Goal:
Output the material beneath exactly, leaving nothing out.

Provided entries:
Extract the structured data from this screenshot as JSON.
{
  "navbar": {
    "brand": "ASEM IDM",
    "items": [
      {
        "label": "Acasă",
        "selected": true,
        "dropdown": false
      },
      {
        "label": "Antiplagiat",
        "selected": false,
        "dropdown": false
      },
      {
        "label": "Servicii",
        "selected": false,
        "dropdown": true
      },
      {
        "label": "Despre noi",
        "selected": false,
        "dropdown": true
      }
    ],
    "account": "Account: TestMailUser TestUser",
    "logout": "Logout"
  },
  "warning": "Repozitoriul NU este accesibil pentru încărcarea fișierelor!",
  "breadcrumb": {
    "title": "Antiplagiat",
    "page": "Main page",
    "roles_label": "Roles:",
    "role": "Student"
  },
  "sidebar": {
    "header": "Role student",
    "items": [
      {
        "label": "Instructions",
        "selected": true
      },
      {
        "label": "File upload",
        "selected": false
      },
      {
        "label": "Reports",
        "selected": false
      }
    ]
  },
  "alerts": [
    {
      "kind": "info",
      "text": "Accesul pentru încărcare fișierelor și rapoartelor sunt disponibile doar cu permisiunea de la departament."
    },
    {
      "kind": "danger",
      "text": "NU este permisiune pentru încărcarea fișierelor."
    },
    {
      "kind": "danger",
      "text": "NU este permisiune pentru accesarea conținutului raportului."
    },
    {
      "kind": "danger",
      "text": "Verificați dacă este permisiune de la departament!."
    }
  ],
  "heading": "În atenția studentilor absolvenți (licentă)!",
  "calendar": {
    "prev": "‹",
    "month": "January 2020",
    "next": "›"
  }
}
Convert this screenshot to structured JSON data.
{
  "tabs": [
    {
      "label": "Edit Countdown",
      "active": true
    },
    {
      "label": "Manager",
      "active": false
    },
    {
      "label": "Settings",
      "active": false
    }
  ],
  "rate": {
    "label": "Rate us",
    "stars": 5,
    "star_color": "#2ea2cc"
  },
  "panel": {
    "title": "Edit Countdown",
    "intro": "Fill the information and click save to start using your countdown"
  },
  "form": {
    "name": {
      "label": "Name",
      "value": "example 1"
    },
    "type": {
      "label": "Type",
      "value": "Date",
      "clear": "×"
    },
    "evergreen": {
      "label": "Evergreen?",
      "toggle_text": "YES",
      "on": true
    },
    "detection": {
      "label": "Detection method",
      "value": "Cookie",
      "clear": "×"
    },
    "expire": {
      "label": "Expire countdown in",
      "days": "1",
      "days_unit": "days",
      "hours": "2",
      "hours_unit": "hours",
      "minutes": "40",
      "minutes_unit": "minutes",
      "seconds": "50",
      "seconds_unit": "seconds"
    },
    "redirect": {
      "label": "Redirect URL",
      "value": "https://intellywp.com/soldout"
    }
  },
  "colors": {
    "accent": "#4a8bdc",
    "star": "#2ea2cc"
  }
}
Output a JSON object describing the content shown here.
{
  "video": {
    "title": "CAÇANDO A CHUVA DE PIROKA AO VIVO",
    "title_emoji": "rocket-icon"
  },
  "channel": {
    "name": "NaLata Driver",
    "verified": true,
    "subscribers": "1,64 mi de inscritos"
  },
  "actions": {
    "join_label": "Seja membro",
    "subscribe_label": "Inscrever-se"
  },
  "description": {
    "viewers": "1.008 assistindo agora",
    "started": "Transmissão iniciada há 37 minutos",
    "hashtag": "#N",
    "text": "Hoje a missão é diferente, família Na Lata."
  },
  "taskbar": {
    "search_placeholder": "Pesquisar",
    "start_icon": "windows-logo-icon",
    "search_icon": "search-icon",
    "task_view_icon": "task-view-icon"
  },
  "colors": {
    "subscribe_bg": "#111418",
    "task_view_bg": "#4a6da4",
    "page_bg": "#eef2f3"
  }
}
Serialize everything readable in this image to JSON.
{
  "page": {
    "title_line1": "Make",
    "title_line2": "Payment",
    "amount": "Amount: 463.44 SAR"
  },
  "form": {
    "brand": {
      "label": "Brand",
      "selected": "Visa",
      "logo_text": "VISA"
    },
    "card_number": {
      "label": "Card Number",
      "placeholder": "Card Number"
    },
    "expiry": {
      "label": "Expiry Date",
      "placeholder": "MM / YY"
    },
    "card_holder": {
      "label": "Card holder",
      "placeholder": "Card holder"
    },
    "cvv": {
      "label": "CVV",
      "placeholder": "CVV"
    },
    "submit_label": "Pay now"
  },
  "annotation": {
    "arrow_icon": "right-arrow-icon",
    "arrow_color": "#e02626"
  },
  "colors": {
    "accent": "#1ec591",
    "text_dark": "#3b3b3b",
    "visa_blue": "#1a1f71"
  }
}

Solution for this task:
Extract the structured data from this screenshot as JSON.
{
  "navbar": {
    "brand": "ASEM IDM",
    "items": [
      {
        "label": "Acasă",
        "selected": true,
        "dropdown": false
      },
      {
        "label": "Antiplagiat",
        "selected": false,
        "dropdown": false
      },
      {
        "label": "Servicii",
        "selected": false,
        "dropdown": true
      },
      {
        "label": "Despre noi",
        "selected": false,
        "dropdown": true
      }
    ],
    "account": "Account: TestMailUser TestUser",
    "logout": "Logout"
  },
  "warning": "Repozitoriul NU este accesibil pentru încărcarea fișierelor!",
  "breadcrumb": {
    "title": "Antiplagiat",
    "page": "Main page",
    "roles_label": "Roles:",
    "role": "Student"
  },
  "sidebar": {
    "header": "Role student",
    "items": [
      {
        "label": "Instructions",
        "selected": true
      },
      {
        "label": "File upload",
        "selected": false
      },
      {
        "label": "Reports",
        "selected": false
      }
    ]
  },
  "alerts": [
    {
      "kind": "info",
      "text": "Accesul pentru încărcare fișierelor și rapoartelor sunt disponibile doar cu permisiunea de la departament."
    },
    {
      "kind": "danger",
      "text": "NU este permisiune pentru încărcarea fișierelor."
    },
    {
      "kind": "danger",
      "text": "NU este permisiune pentru accesarea conținutului raportului."
    },
    {
      "kind": "danger",
      "text": "Verificați dacă este permisiune de la departament!."
    }
  ],
  "heading": "În atenția studentilor absolvenți (licentă)!",
  "calendar": {
    "prev": "‹",
    "month": "January 2020",
    "next": "›"
  }
}
Convert this screenshot to structured JSON data.
{
  "tabs": [
    {
      "label": "Edit Countdown",
      "active": true
    },
    {
      "label": "Manager",
      "active": false
    },
    {
      "label": "Settings",
      "active": false
    }
  ],
  "rate": {
    "label": "Rate us",
    "stars": 5,
    "star_color": "#2ea2cc"
  },
  "panel": {
    "title": "Edit Countdown",
    "intro": "Fill the information and click save to start using your countdown"
  },
  "form": {
    "name": {
      "label": "Name",
      "value": "example 1"
    },
    "type": {
      "label": "Type",
      "value": "Date",
      "clear": "×"
    },
    "evergreen": {
      "label": "Evergreen?",
      "toggle_text": "YES",
      "on": true
    },
    "detection": {
      "label": "Detection method",
      "value": "Cookie",
      "clear": "×"
    },
    "expire": {
      "label": "Expire countdown in",
      "days": "1",
      "days_unit": "days",
      "hours": "2",
      "hours_unit": "hours",
      "minutes": "40",
      "minutes_unit": "minutes",
      "seconds": "50",
      "seconds_unit": "seconds"
    },
    "redirect": {
      "label": "Redirect URL",
      "value": "https://intellywp.com/soldout"
    }
  },
  "colors": {
    "accent": "#4a8bdc",
    "star": "#2ea2cc"
  }
}
Output a JSON object describing the content shown here.
{
  "video": {
    "title": "CAÇANDO A CHUVA DE PIROKA AO VIVO",
    "title_emoji": "rocket-icon"
  },
  "channel": {
    "name": "NaLata Driver",
    "verified": true,
    "subscribers": "1,64 mi de inscritos"
  },
  "actions": {
    "join_label": "Seja membro",
    "subscribe_label": "Inscrever-se"
  },
  "description": {
    "viewers": "1.008 assistindo agora",
    "started": "Transmissão iniciada há 37 minutos",
    "hashtag": "#N",
    "text": "Hoje a missão é diferente, família Na Lata."
  },
  "taskbar": {
    "search_placeholder": "Pesquisar",
    "start_icon": "windows-logo-icon",
    "search_icon": "search-icon",
    "task_view_icon": "task-view-icon"
  },
  "colors": {
    "subscribe_bg": "#111418",
    "task_view_bg": "#4a6da4",
    "page_bg": "#eef2f3"
  }
}
Serialize everything readable in this image to JSON.
{
  "page": {
    "title_line1": "Make",
    "title_line2": "Payment",
    "amount": "Amount: 463.44 SAR"
  },
  "form": {
    "brand": {
      "label": "Brand",
      "selected": "Visa",
      "logo_text": "VISA"
    },
    "card_number": {
      "label": "Card Number",
      "placeholder": "Card Number"
    },
    "expiry": {
      "label": "Expiry Date",
      "placeholder": "MM / YY"
    },
    "card_holder": {
      "label": "Card holder",
      "placeholder": "Card holder"
    },
    "cvv": {
      "label": "CVV",
      "placeholder": "CVV"
    },
    "submit_label": "Pay now"
  },
  "annotation": {
    "arrow_icon": "right-arrow-icon",
    "arrow_color": "#e02626"
  },
  "colors": {
    "accent": "#1ec591",
    "text_dark": "#3b3b3b",
    "visa_blue": "#1a1f71"
  }
}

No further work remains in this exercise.